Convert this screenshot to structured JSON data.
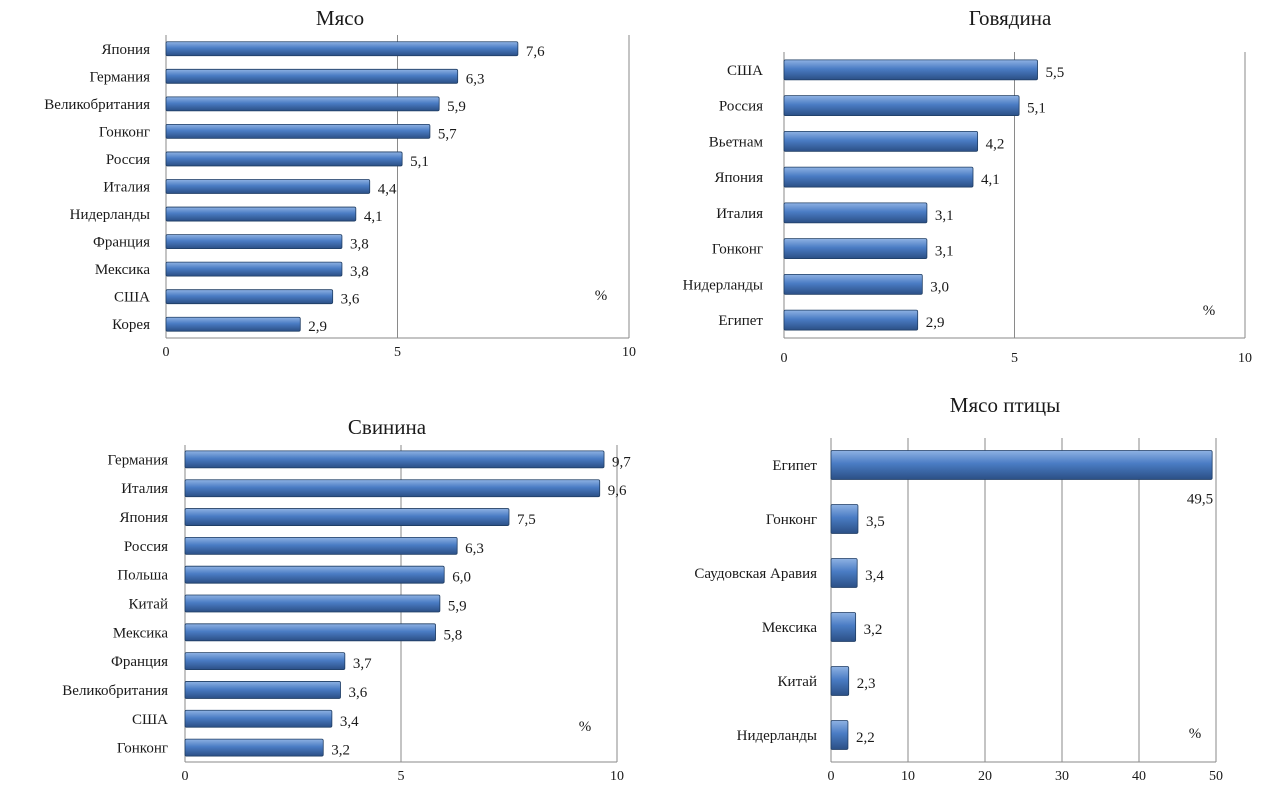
{
  "chart_data": [
    {
      "type": "bar",
      "title": "Мясо",
      "categories": [
        "Япония",
        "Германия",
        "Великобритания",
        "Гонконг",
        "Россия",
        "Италия",
        "Нидерланды",
        "Франция",
        "Мексика",
        "США",
        "Корея"
      ],
      "values": [
        7.6,
        6.3,
        5.9,
        5.7,
        5.1,
        4.4,
        4.1,
        3.8,
        3.8,
        3.6,
        2.9
      ],
      "value_labels": [
        "7,6",
        "6,3",
        "5,9",
        "5,7",
        "5,1",
        "4,4",
        "4,1",
        "3,8",
        "3,8",
        "3,6",
        "2,9"
      ],
      "xlim": [
        0,
        10
      ],
      "xticks": [
        0,
        5,
        10
      ],
      "unit": "%",
      "orientation": "horizontal",
      "grid": true
    },
    {
      "type": "bar",
      "title": "Говядина",
      "categories": [
        "США",
        "Россия",
        "Вьетнам",
        "Япония",
        "Италия",
        "Гонконг",
        "Нидерланды",
        "Египет"
      ],
      "values": [
        5.5,
        5.1,
        4.2,
        4.1,
        3.1,
        3.1,
        3.0,
        2.9
      ],
      "value_labels": [
        "5,5",
        "5,1",
        "4,2",
        "4,1",
        "3,1",
        "3,1",
        "3,0",
        "2,9"
      ],
      "xlim": [
        0,
        10
      ],
      "xticks": [
        0,
        5,
        10
      ],
      "unit": "%",
      "orientation": "horizontal",
      "grid": true
    },
    {
      "type": "bar",
      "title": "Свинина",
      "categories": [
        "Германия",
        "Италия",
        "Япония",
        "Россия",
        "Польша",
        "Китай",
        "Мексика",
        "Франция",
        "Великобритания",
        "США",
        "Гонконг"
      ],
      "values": [
        9.7,
        9.6,
        7.5,
        6.3,
        6.0,
        5.9,
        5.8,
        3.7,
        3.6,
        3.4,
        3.2
      ],
      "value_labels": [
        "9,7",
        "9,6",
        "7,5",
        "6,3",
        "6,0",
        "5,9",
        "5,8",
        "3,7",
        "3,6",
        "3,4",
        "3,2"
      ],
      "xlim": [
        0,
        10
      ],
      "xticks": [
        0,
        5,
        10
      ],
      "unit": "%",
      "orientation": "horizontal",
      "grid": true
    },
    {
      "type": "bar",
      "title": "Мясо птицы",
      "categories": [
        "Египет",
        "Гонконг",
        "Саудовская Аравия",
        "Мексика",
        "Китай",
        "Нидерланды"
      ],
      "values": [
        49.5,
        3.5,
        3.4,
        3.2,
        2.3,
        2.2
      ],
      "value_labels": [
        "49,5",
        "3,5",
        "3,4",
        "3,2",
        "2,3",
        "2,2"
      ],
      "xlim": [
        0,
        50
      ],
      "xticks": [
        0,
        10,
        20,
        30,
        40,
        50
      ],
      "unit": "%",
      "orientation": "horizontal",
      "grid": true,
      "value_label_position": "below-end"
    }
  ],
  "colors": {
    "bar_light": "#8fb2e3",
    "bar_mid": "#4a7cc4",
    "bar_dark": "#2b4f85",
    "grid": "#8a8a8a"
  }
}
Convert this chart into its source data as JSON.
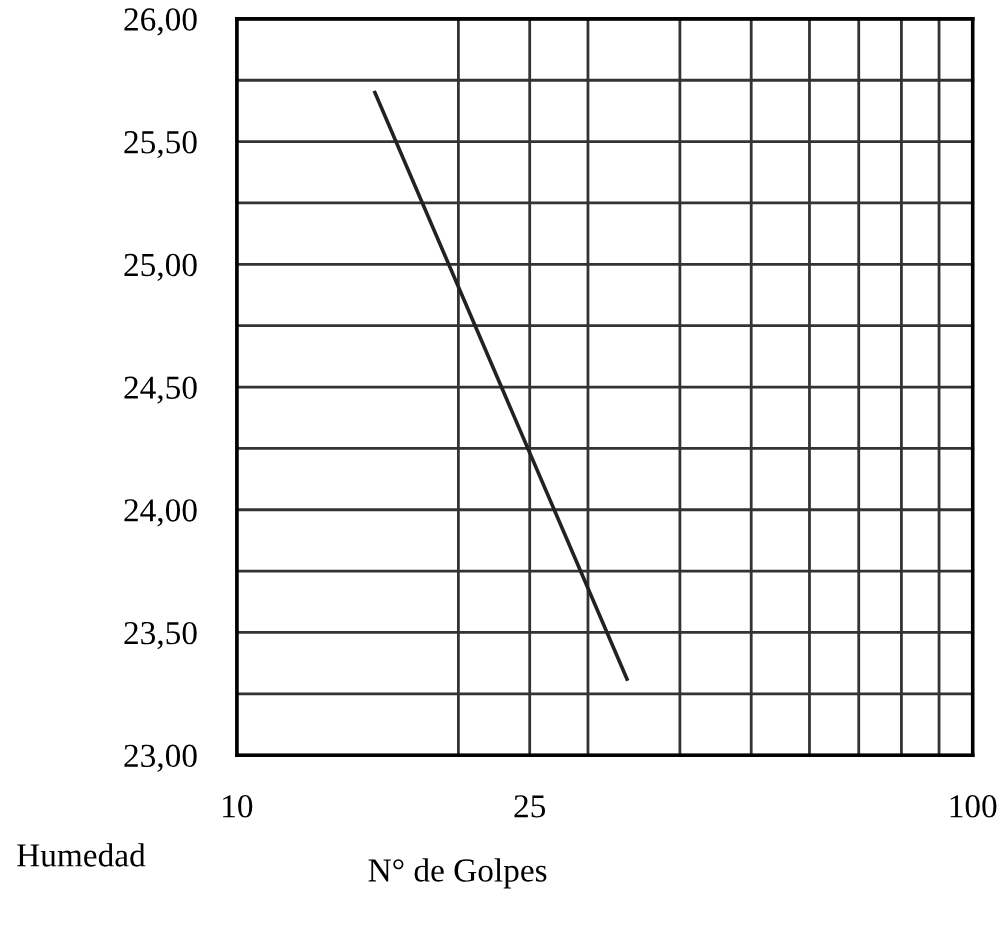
{
  "chart_data": {
    "type": "line",
    "xlabel": "N° de Golpes",
    "ylabel": "Humedad",
    "log": "x",
    "x": [
      15.4,
      33.9
    ],
    "series": [
      {
        "color": "#222222",
        "values": [
          25.7,
          23.31
        ]
      }
    ],
    "xlim": [
      10,
      100
    ],
    "xticks": [
      {
        "value": 10,
        "label": "10"
      },
      {
        "value": 20,
        "label": null
      },
      {
        "value": 25,
        "label": "25"
      },
      {
        "value": 30,
        "label": null
      },
      {
        "value": 40,
        "label": null
      },
      {
        "value": 50,
        "label": null
      },
      {
        "value": 60,
        "label": null
      },
      {
        "value": 70,
        "label": null
      },
      {
        "value": 80,
        "label": null
      },
      {
        "value": 90,
        "label": null
      },
      {
        "value": 100,
        "label": "100"
      }
    ],
    "ylim": [
      23,
      26
    ],
    "yticks": [
      {
        "value": 23,
        "label": "23,00"
      },
      {
        "value": 23.25,
        "label": null
      },
      {
        "value": 23.5,
        "label": "23,50"
      },
      {
        "value": 23.75,
        "label": null
      },
      {
        "value": 24,
        "label": "24,00"
      },
      {
        "value": 24.25,
        "label": null
      },
      {
        "value": 24.5,
        "label": "24,50"
      },
      {
        "value": 24.75,
        "label": null
      },
      {
        "value": 25,
        "label": "25,00"
      },
      {
        "value": 25.25,
        "label": null
      },
      {
        "value": 25.5,
        "label": "25,50"
      },
      {
        "value": 25.75,
        "label": null
      },
      {
        "value": 26,
        "label": "26,00"
      }
    ],
    "grid": true,
    "marker": "none",
    "line_style": "solid"
  }
}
______________________________
Quote everything in the listing above exactly; pictures are the only thing to omit.

Convert this screenshot to structured JSON data.
{
  "chart_data": [
    {
      "type": "bar",
      "title": "Мясо",
      "categories": [
        "Япония",
        "Германия",
        "Великобритания",
        "Гонконг",
        "Россия",
        "Италия",
        "Нидерланды",
        "Франция",
        "Мексика",
        "США",
        "Корея"
      ],
      "values": [
        7.6,
        6.3,
        5.9,
        5.7,
        5.1,
        4.4,
        4.1,
        3.8,
        3.8,
        3.6,
        2.9
      ],
      "value_labels": [
        "7,6",
        "6,3",
        "5,9",
        "5,7",
        "5,1",
        "4,4",
        "4,1",
        "3,8",
        "3,8",
        "3,6",
        "2,9"
      ],
      "xlim": [
        0,
        10
      ],
      "xticks": [
        0,
        5,
        10
      ],
      "unit": "%",
      "orientation": "horizontal",
      "grid": true
    },
    {
      "type": "bar",
      "title": "Говядина",
      "categories": [
        "США",
        "Россия",
        "Вьетнам",
        "Япония",
        "Италия",
        "Гонконг",
        "Нидерланды",
        "Египет"
      ],
      "values": [
        5.5,
        5.1,
        4.2,
        4.1,
        3.1,
        3.1,
        3.0,
        2.9
      ],
      "value_labels": [
        "5,5",
        "5,1",
        "4,2",
        "4,1",
        "3,1",
        "3,1",
        "3,0",
        "2,9"
      ],
      "xlim": [
        0,
        10
      ],
      "xticks": [
        0,
        5,
        10
      ],
      "unit": "%",
      "orientation": "horizontal",
      "grid": true
    },
    {
      "type": "bar",
      "title": "Свинина",
      "categories": [
        "Германия",
        "Италия",
        "Япония",
        "Россия",
        "Польша",
        "Китай",
        "Мексика",
        "Франция",
        "Великобритания",
        "США",
        "Гонконг"
      ],
      "values": [
        9.7,
        9.6,
        7.5,
        6.3,
        6.0,
        5.9,
        5.8,
        3.7,
        3.6,
        3.4,
        3.2
      ],
      "value_labels": [
        "9,7",
        "9,6",
        "7,5",
        "6,3",
        "6,0",
        "5,9",
        "5,8",
        "3,7",
        "3,6",
        "3,4",
        "3,2"
      ],
      "xlim": [
        0,
        10
      ],
      "xticks": [
        0,
        5,
        10
      ],
      "unit": "%",
      "orientation": "horizontal",
      "grid": true
    },
    {
      "type": "bar",
      "title": "Мясо птицы",
      "categories": [
        "Египет",
        "Гонконг",
        "Саудовская Аравия",
        "Мексика",
        "Китай",
        "Нидерланды"
      ],
      "values": [
        49.5,
        3.5,
        3.4,
        3.2,
        2.3,
        2.2
      ],
      "value_labels": [
        "49,5",
        "3,5",
        "3,4",
        "3,2",
        "2,3",
        "2,2"
      ],
      "xlim": [
        0,
        50
      ],
      "xticks": [
        0,
        10,
        20,
        30,
        40,
        50
      ],
      "unit": "%",
      "orientation": "horizontal",
      "grid": true,
      "value_label_position": "below-end"
    }
  ],
  "colors": {
    "bar_light": "#8fb2e3",
    "bar_mid": "#4a7cc4",
    "bar_dark": "#2b4f85",
    "grid": "#8a8a8a"
  }
}
Convert this chart into its source data as JSON.
{
  "chart_data": {
    "type": "line",
    "xlabel": "N° de Golpes",
    "ylabel": "Humedad",
    "log": "x",
    "x": [
      15.4,
      33.9
    ],
    "series": [
      {
        "color": "#222222",
        "values": [
          25.7,
          23.31
        ]
      }
    ],
    "xlim": [
      10,
      100
    ],
    "xticks": [
      {
        "value": 10,
        "label": "10"
      },
      {
        "value": 20,
        "label": null
      },
      {
        "value": 25,
        "label": "25"
      },
      {
        "value": 30,
        "label": null
      },
      {
        "value": 40,
        "label": null
      },
      {
        "value": 50,
        "label": null
      },
      {
        "value": 60,
        "label": null
      },
      {
        "value": 70,
        "label": null
      },
      {
        "value": 80,
        "label": null
      },
      {
        "value": 90,
        "label": null
      },
      {
        "value": 100,
        "label": "100"
      }
    ],
    "ylim": [
      23,
      26
    ],
    "yticks": [
      {
        "value": 23,
        "label": "23,00"
      },
      {
        "value": 23.25,
        "label": null
      },
      {
        "value": 23.5,
        "label": "23,50"
      },
      {
        "value": 23.75,
        "label": null
      },
      {
        "value": 24,
        "label": "24,00"
      },
      {
        "value": 24.25,
        "label": null
      },
      {
        "value": 24.5,
        "label": "24,50"
      },
      {
        "value": 24.75,
        "label": null
      },
      {
        "value": 25,
        "label": "25,00"
      },
      {
        "value": 25.25,
        "label": null
      },
      {
        "value": 25.5,
        "label": "25,50"
      },
      {
        "value": 25.75,
        "label": null
      },
      {
        "value": 26,
        "label": "26,00"
      }
    ],
    "grid": true,
    "marker": "none",
    "line_style": "solid"
  }
}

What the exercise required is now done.